# [Task material]
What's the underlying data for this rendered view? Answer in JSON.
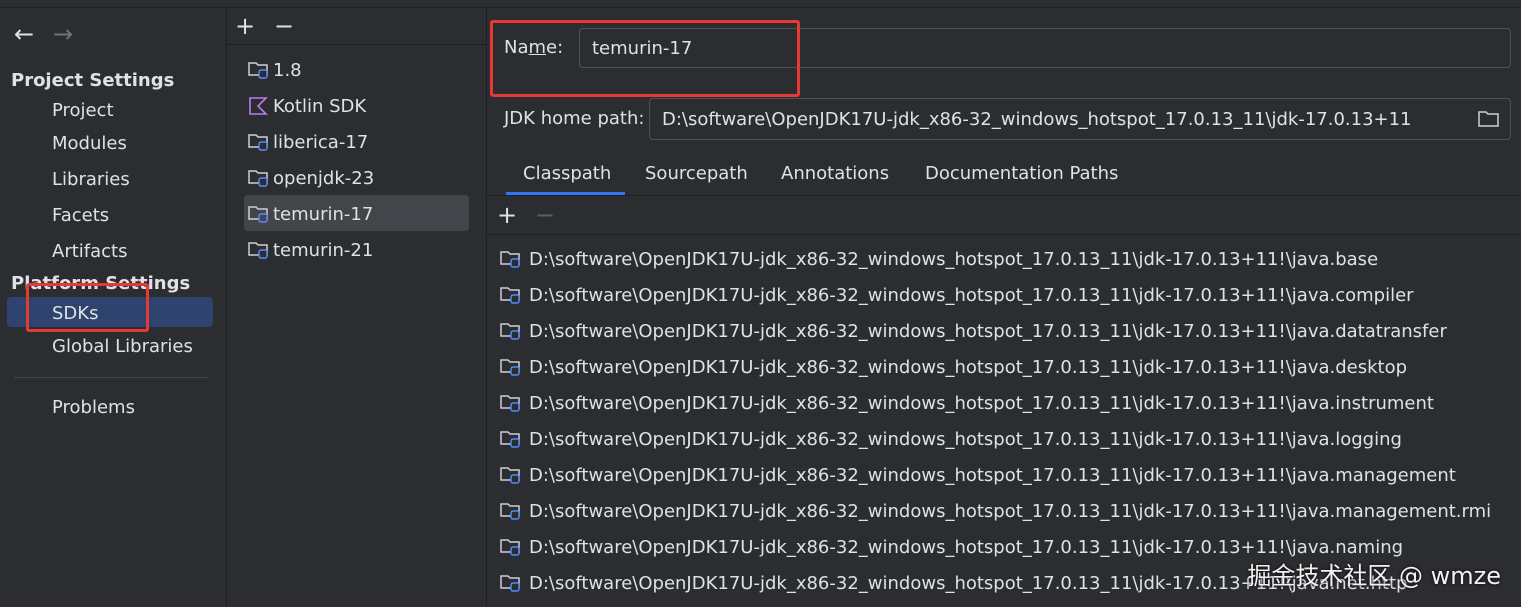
{
  "nav": {
    "back_arrow": "←",
    "forward_arrow": "→",
    "project_settings_title": "Project Settings",
    "project_items": [
      "Project",
      "Modules",
      "Libraries",
      "Facets",
      "Artifacts"
    ],
    "platform_settings_title": "Platform Settings",
    "platform_items": [
      "SDKs",
      "Global Libraries"
    ],
    "problems_label": "Problems",
    "selected": "SDKs"
  },
  "sdk_list": {
    "add_label": "+",
    "remove_label": "−",
    "items": [
      {
        "name": "1.8",
        "icon": "folder-icon"
      },
      {
        "name": "Kotlin SDK",
        "icon": "kotlin-icon"
      },
      {
        "name": "liberica-17",
        "icon": "folder-icon"
      },
      {
        "name": "openjdk-23",
        "icon": "folder-icon"
      },
      {
        "name": "temurin-17",
        "icon": "folder-icon"
      },
      {
        "name": "temurin-21",
        "icon": "folder-icon"
      }
    ],
    "selected": "temurin-17"
  },
  "detail": {
    "name_label_prefix": "Na",
    "name_label_mnemonic": "m",
    "name_label_suffix": "e:",
    "name_value": "temurin-17",
    "home_label": "JDK home path:",
    "home_value": "D:\\software\\OpenJDK17U-jdk_x86-32_windows_hotspot_17.0.13_11\\jdk-17.0.13+11",
    "tabs": [
      "Classpath",
      "Sourcepath",
      "Annotations",
      "Documentation Paths"
    ],
    "active_tab": "Classpath",
    "add_label": "+",
    "remove_label": "−",
    "classpath": [
      "D:\\software\\OpenJDK17U-jdk_x86-32_windows_hotspot_17.0.13_11\\jdk-17.0.13+11!\\java.base",
      "D:\\software\\OpenJDK17U-jdk_x86-32_windows_hotspot_17.0.13_11\\jdk-17.0.13+11!\\java.compiler",
      "D:\\software\\OpenJDK17U-jdk_x86-32_windows_hotspot_17.0.13_11\\jdk-17.0.13+11!\\java.datatransfer",
      "D:\\software\\OpenJDK17U-jdk_x86-32_windows_hotspot_17.0.13_11\\jdk-17.0.13+11!\\java.desktop",
      "D:\\software\\OpenJDK17U-jdk_x86-32_windows_hotspot_17.0.13_11\\jdk-17.0.13+11!\\java.instrument",
      "D:\\software\\OpenJDK17U-jdk_x86-32_windows_hotspot_17.0.13_11\\jdk-17.0.13+11!\\java.logging",
      "D:\\software\\OpenJDK17U-jdk_x86-32_windows_hotspot_17.0.13_11\\jdk-17.0.13+11!\\java.management",
      "D:\\software\\OpenJDK17U-jdk_x86-32_windows_hotspot_17.0.13_11\\jdk-17.0.13+11!\\java.management.rmi",
      "D:\\software\\OpenJDK17U-jdk_x86-32_windows_hotspot_17.0.13_11\\jdk-17.0.13+11!\\java.naming",
      "D:\\software\\OpenJDK17U-jdk_x86-32_windows_hotspot_17.0.13_11\\jdk-17.0.13+11!\\java.net.http"
    ]
  },
  "watermark": "掘金技术社区 @ wmze",
  "colors": {
    "background": "#2b2d30",
    "selection": "#2e436e",
    "list_selection": "#43454a",
    "accent": "#3574f0",
    "highlight_box": "#e53935",
    "jdk_badge": "#3574f0"
  }
}
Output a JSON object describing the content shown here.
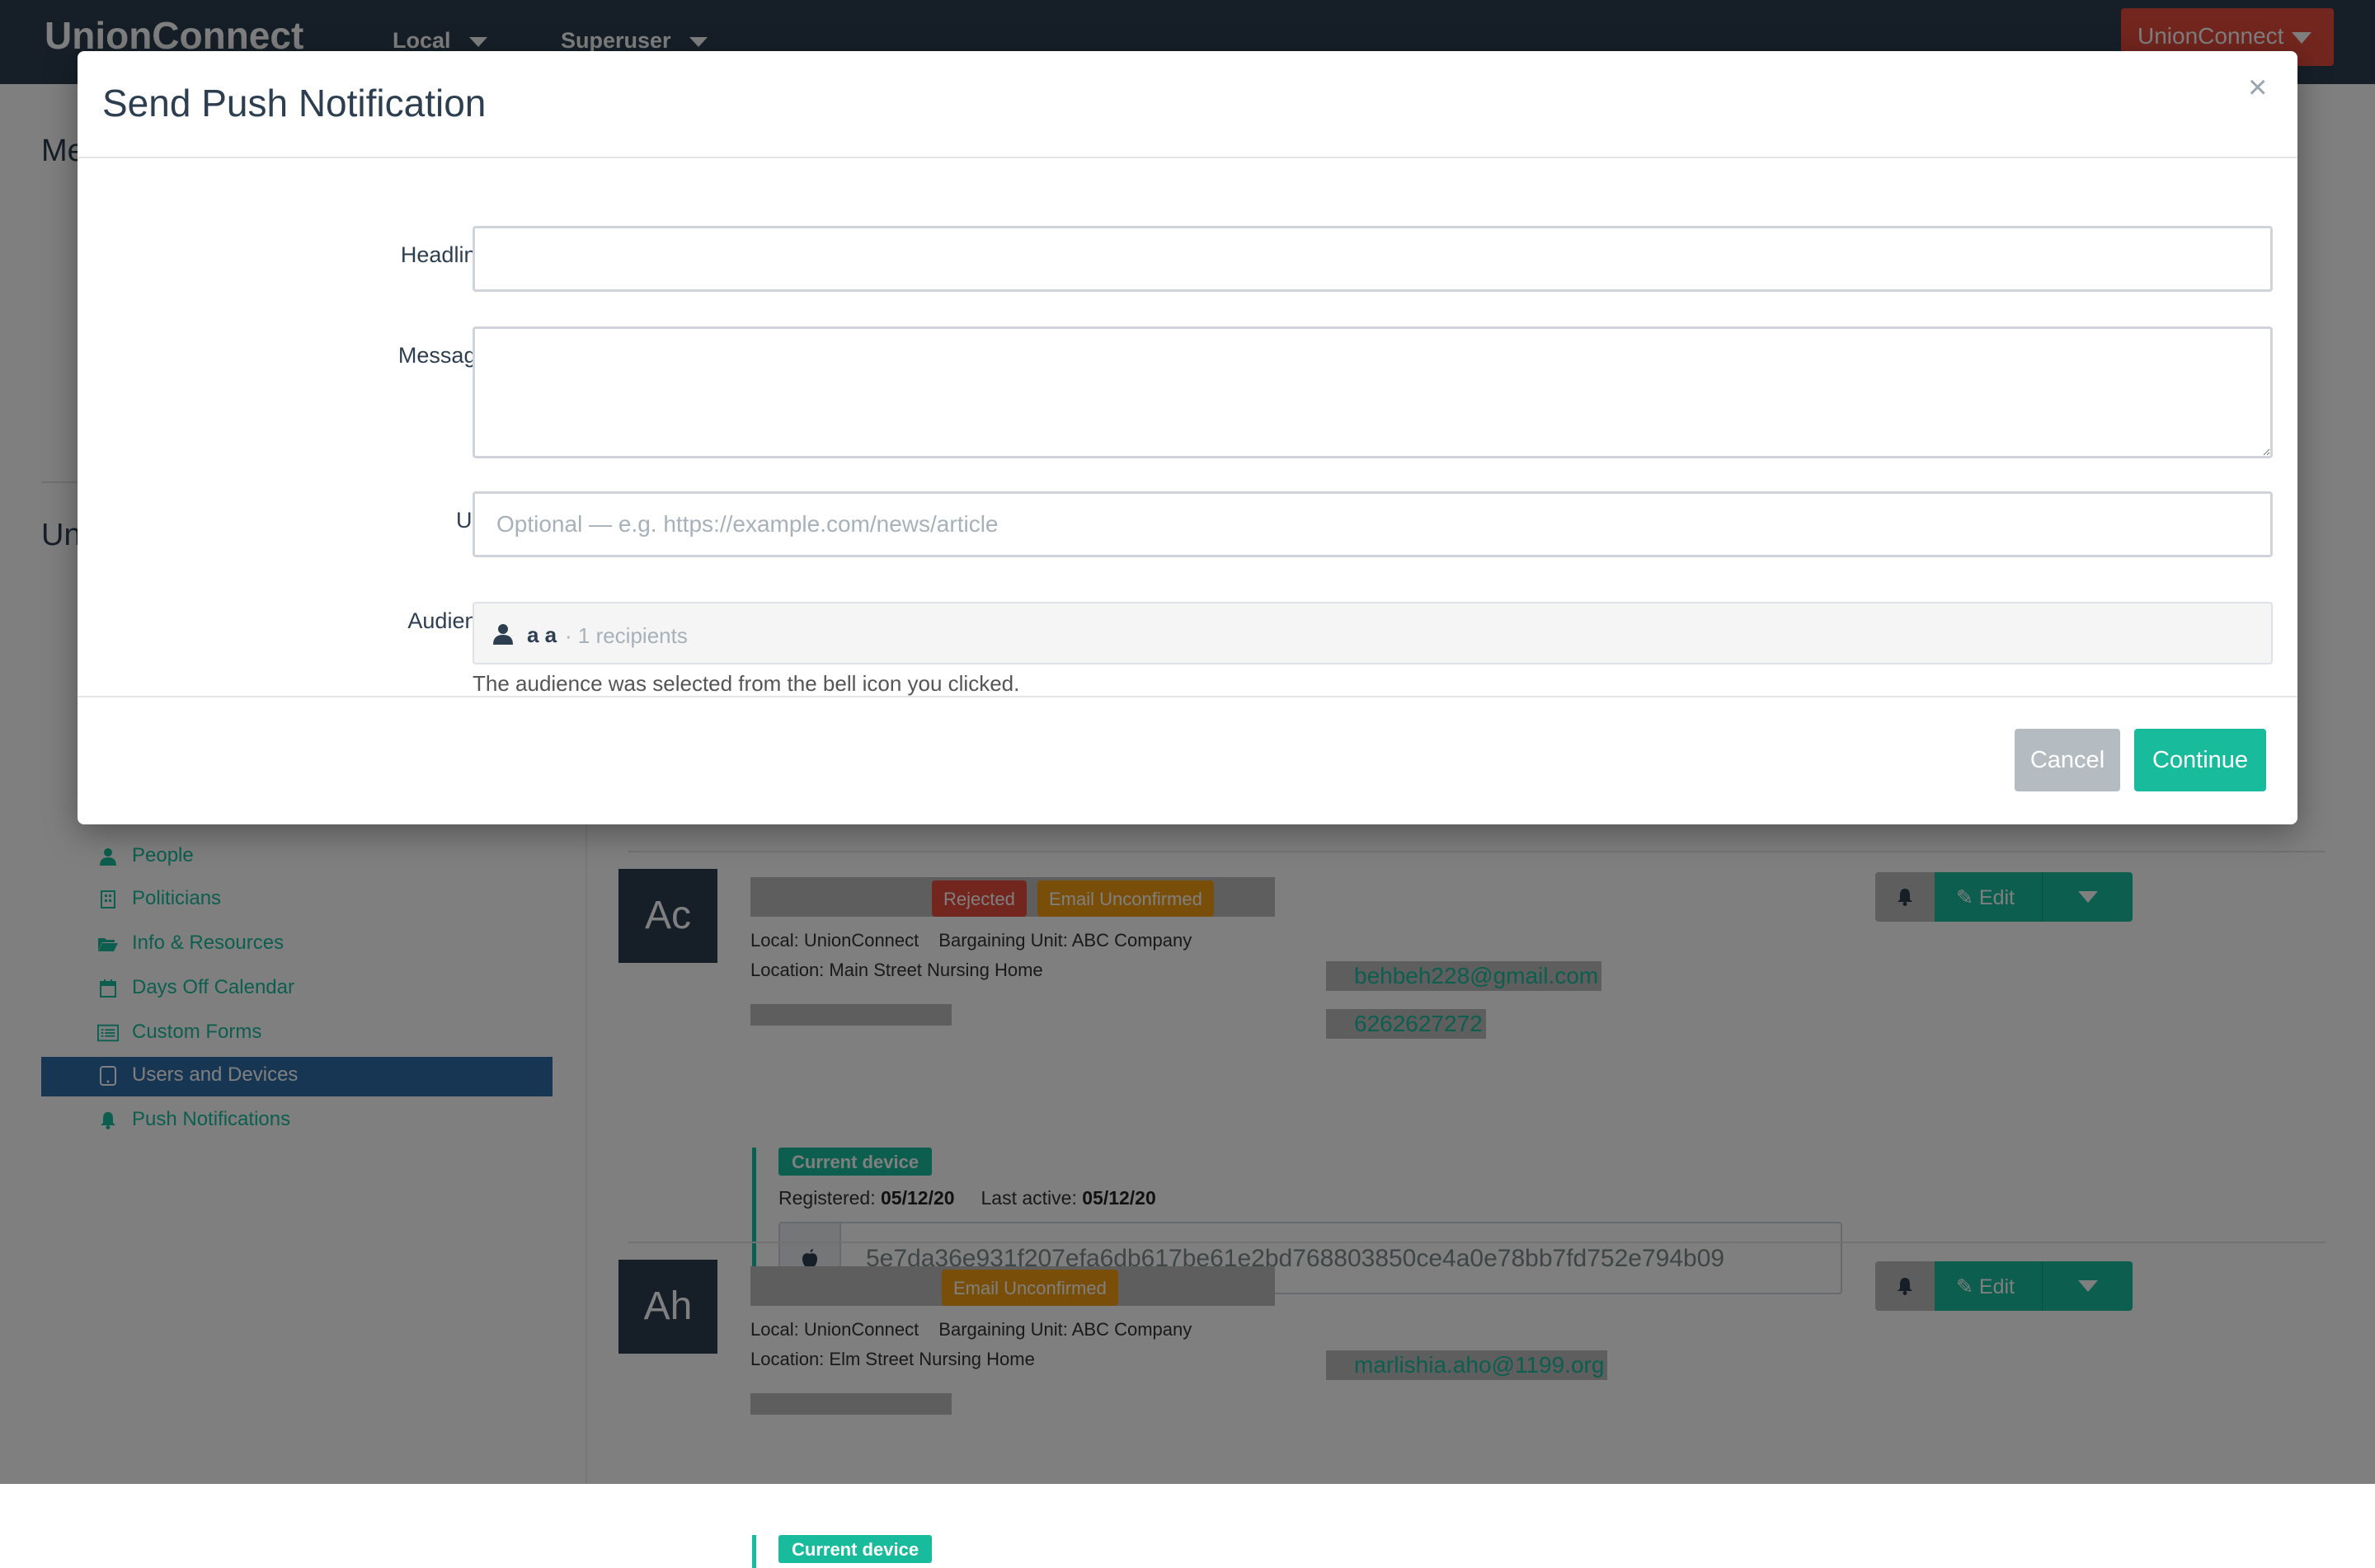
{
  "app": {
    "brand": "UnionConnect",
    "nav": [
      {
        "label": "Local"
      },
      {
        "label": "Superuser"
      }
    ],
    "account_button": "UnionConnect"
  },
  "sidebar": {
    "heading_fragment": "Me",
    "section_fragment": "Un",
    "items": [
      {
        "label": "People",
        "icon": "user-icon",
        "active": false
      },
      {
        "label": "Politicians",
        "icon": "building-icon",
        "active": false
      },
      {
        "label": "Info & Resources",
        "icon": "folder-open-icon",
        "active": false
      },
      {
        "label": "Days Off Calendar",
        "icon": "calendar-icon",
        "active": false
      },
      {
        "label": "Custom Forms",
        "icon": "list-icon",
        "active": false
      },
      {
        "label": "Users and Devices",
        "icon": "tablet-icon",
        "active": true
      },
      {
        "label": "Push Notifications",
        "icon": "bell-icon",
        "active": false
      }
    ]
  },
  "users": [
    {
      "initials": "Ac",
      "badges": [
        {
          "label": "Rejected",
          "color": "#e74c3c"
        },
        {
          "label": "Email Unconfirmed",
          "color": "#f39c12"
        }
      ],
      "local_label": "Local:",
      "local": "UnionConnect",
      "bargaining_label": "Bargaining Unit:",
      "bargaining_unit": "ABC Company",
      "location_label": "Location:",
      "location": "Main Street Nursing Home",
      "email": "behbeh228@gmail.com",
      "phone": "6262627272",
      "edit_label": "Edit",
      "device": {
        "badge": "Current device",
        "registered_label": "Registered:",
        "registered": "05/12/20",
        "last_active_label": "Last active:",
        "last_active": "05/12/20",
        "platform_icon": "apple-icon",
        "token": "5e7da36e931f207efa6db617be61e2bd768803850ce4a0e78bb7fd752e794b09"
      }
    },
    {
      "initials": "Ah",
      "badges": [
        {
          "label": "Email Unconfirmed",
          "color": "#f39c12"
        }
      ],
      "local_label": "Local:",
      "local": "UnionConnect",
      "bargaining_label": "Bargaining Unit:",
      "bargaining_unit": "ABC Company",
      "location_label": "Location:",
      "location": "Elm Street Nursing Home",
      "email": "marlishia.aho@1199.org",
      "edit_label": "Edit",
      "device": {
        "badge": "Current device"
      }
    }
  ],
  "modal": {
    "title": "Send Push Notification",
    "close_symbol": "×",
    "fields": {
      "headline": {
        "label": "Headline",
        "required_mark": "*",
        "value": ""
      },
      "message": {
        "label": "Message",
        "required_mark": "*",
        "value": ""
      },
      "url": {
        "label": "URL",
        "value": "",
        "placeholder": "Optional — e.g. https://example.com/news/article"
      },
      "audience": {
        "label": "Audience",
        "icon": "user-icon",
        "name": "a a",
        "count_text": "· 1 recipients",
        "help": "The audience was selected from the bell icon you clicked."
      }
    },
    "buttons": {
      "cancel": "Cancel",
      "continue": "Continue"
    }
  },
  "colors": {
    "navbar": "#2c3e50",
    "accent": "#18bc9c",
    "danger": "#e74c3c",
    "warning": "#f39c12",
    "active_nav": "#2c6ca8",
    "muted_button": "#b4bcc2"
  }
}
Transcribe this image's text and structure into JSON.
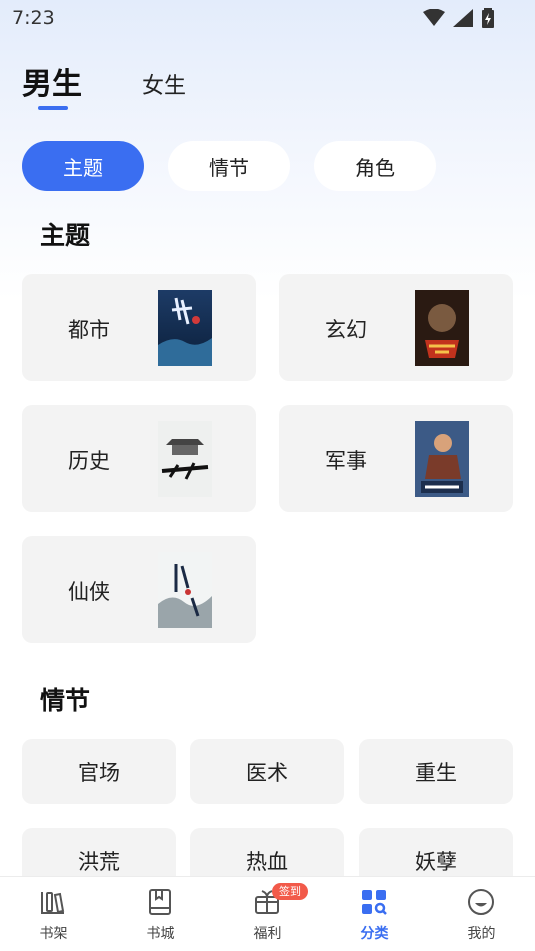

# [Exercise requirements]
Would you set down the listing exactly, omitting pictures?

# [Exercise result]
What's the underlying data for this rendered view? Answer in JSON.
{
  "nav": {
    "back_arrow": "←",
    "forward_arrow": "→",
    "project_settings_title": "Project Settings",
    "project_items": [
      "Project",
      "Modules",
      "Libraries",
      "Facets",
      "Artifacts"
    ],
    "platform_settings_title": "Platform Settings",
    "platform_items": [
      "SDKs",
      "Global Libraries"
    ],
    "problems_label": "Problems",
    "selected": "SDKs"
  },
  "sdk_list": {
    "add_label": "+",
    "remove_label": "−",
    "items": [
      {
        "name": "1.8",
        "icon": "folder-icon"
      },
      {
        "name": "Kotlin SDK",
        "icon": "kotlin-icon"
      },
      {
        "name": "liberica-17",
        "icon": "folder-icon"
      },
      {
        "name": "openjdk-23",
        "icon": "folder-icon"
      },
      {
        "name": "temurin-17",
        "icon": "folder-icon"
      },
      {
        "name": "temurin-21",
        "icon": "folder-icon"
      }
    ],
    "selected": "temurin-17"
  },
  "detail": {
    "name_label_prefix": "Na",
    "name_label_mnemonic": "m",
    "name_label_suffix": "e:",
    "name_value": "temurin-17",
    "home_label": "JDK home path:",
    "home_value": "D:\\software\\OpenJDK17U-jdk_x86-32_windows_hotspot_17.0.13_11\\jdk-17.0.13+11",
    "tabs": [
      "Classpath",
      "Sourcepath",
      "Annotations",
      "Documentation Paths"
    ],
    "active_tab": "Classpath",
    "add_label": "+",
    "remove_label": "−",
    "classpath": [
      "D:\\software\\OpenJDK17U-jdk_x86-32_windows_hotspot_17.0.13_11\\jdk-17.0.13+11!\\java.base",
      "D:\\software\\OpenJDK17U-jdk_x86-32_windows_hotspot_17.0.13_11\\jdk-17.0.13+11!\\java.compiler",
      "D:\\software\\OpenJDK17U-jdk_x86-32_windows_hotspot_17.0.13_11\\jdk-17.0.13+11!\\java.datatransfer",
      "D:\\software\\OpenJDK17U-jdk_x86-32_windows_hotspot_17.0.13_11\\jdk-17.0.13+11!\\java.desktop",
      "D:\\software\\OpenJDK17U-jdk_x86-32_windows_hotspot_17.0.13_11\\jdk-17.0.13+11!\\java.instrument",
      "D:\\software\\OpenJDK17U-jdk_x86-32_windows_hotspot_17.0.13_11\\jdk-17.0.13+11!\\java.logging",
      "D:\\software\\OpenJDK17U-jdk_x86-32_windows_hotspot_17.0.13_11\\jdk-17.0.13+11!\\java.management",
      "D:\\software\\OpenJDK17U-jdk_x86-32_windows_hotspot_17.0.13_11\\jdk-17.0.13+11!\\java.management.rmi",
      "D:\\software\\OpenJDK17U-jdk_x86-32_windows_hotspot_17.0.13_11\\jdk-17.0.13+11!\\java.naming",
      "D:\\software\\OpenJDK17U-jdk_x86-32_windows_hotspot_17.0.13_11\\jdk-17.0.13+11!\\java.net.http"
    ]
  },
  "watermark": "掘金技术社区 @ wmze",
  "colors": {
    "background": "#2b2d30",
    "selection": "#2e436e",
    "list_selection": "#43454a",
    "accent": "#3574f0",
    "highlight_box": "#e53935",
    "jdk_badge": "#3574f0"
  }
}
Output a JSON object describing the content shown here.
{
  "app": {
    "brand": "UnionConnect",
    "nav": [
      {
        "label": "Local"
      },
      {
        "label": "Superuser"
      }
    ],
    "account_button": "UnionConnect"
  },
  "sidebar": {
    "heading_fragment": "Me",
    "section_fragment": "Un",
    "items": [
      {
        "label": "People",
        "icon": "user-icon",
        "active": false
      },
      {
        "label": "Politicians",
        "icon": "building-icon",
        "active": false
      },
      {
        "label": "Info & Resources",
        "icon": "folder-open-icon",
        "active": false
      },
      {
        "label": "Days Off Calendar",
        "icon": "calendar-icon",
        "active": false
      },
      {
        "label": "Custom Forms",
        "icon": "list-icon",
        "active": false
      },
      {
        "label": "Users and Devices",
        "icon": "tablet-icon",
        "active": true
      },
      {
        "label": "Push Notifications",
        "icon": "bell-icon",
        "active": false
      }
    ]
  },
  "users": [
    {
      "initials": "Ac",
      "badges": [
        {
          "label": "Rejected",
          "color": "#e74c3c"
        },
        {
          "label": "Email Unconfirmed",
          "color": "#f39c12"
        }
      ],
      "local_label": "Local:",
      "local": "UnionConnect",
      "bargaining_label": "Bargaining Unit:",
      "bargaining_unit": "ABC Company",
      "location_label": "Location:",
      "location": "Main Street Nursing Home",
      "email": "behbeh228@gmail.com",
      "phone": "6262627272",
      "edit_label": "Edit",
      "device": {
        "badge": "Current device",
        "registered_label": "Registered:",
        "registered": "05/12/20",
        "last_active_label": "Last active:",
        "last_active": "05/12/20",
        "platform_icon": "apple-icon",
        "token": "5e7da36e931f207efa6db617be61e2bd768803850ce4a0e78bb7fd752e794b09"
      }
    },
    {
      "initials": "Ah",
      "badges": [
        {
          "label": "Email Unconfirmed",
          "color": "#f39c12"
        }
      ],
      "local_label": "Local:",
      "local": "UnionConnect",
      "bargaining_label": "Bargaining Unit:",
      "bargaining_unit": "ABC Company",
      "location_label": "Location:",
      "location": "Elm Street Nursing Home",
      "email": "marlishia.aho@1199.org",
      "edit_label": "Edit",
      "device": {
        "badge": "Current device"
      }
    }
  ],
  "modal": {
    "title": "Send Push Notification",
    "close_symbol": "×",
    "fields": {
      "headline": {
        "label": "Headline",
        "required_mark": "*",
        "value": ""
      },
      "message": {
        "label": "Message",
        "required_mark": "*",
        "value": ""
      },
      "url": {
        "label": "URL",
        "value": "",
        "placeholder": "Optional — e.g. https://example.com/news/article"
      },
      "audience": {
        "label": "Audience",
        "icon": "user-icon",
        "name": "a a",
        "count_text": "· 1 recipients",
        "help": "The audience was selected from the bell icon you clicked."
      }
    },
    "buttons": {
      "cancel": "Cancel",
      "continue": "Continue"
    }
  },
  "colors": {
    "navbar": "#2c3e50",
    "accent": "#18bc9c",
    "danger": "#e74c3c",
    "warning": "#f39c12",
    "active_nav": "#2c6ca8",
    "muted_button": "#b4bcc2"
  }
}
Transcribe this image's text and structure into JSON.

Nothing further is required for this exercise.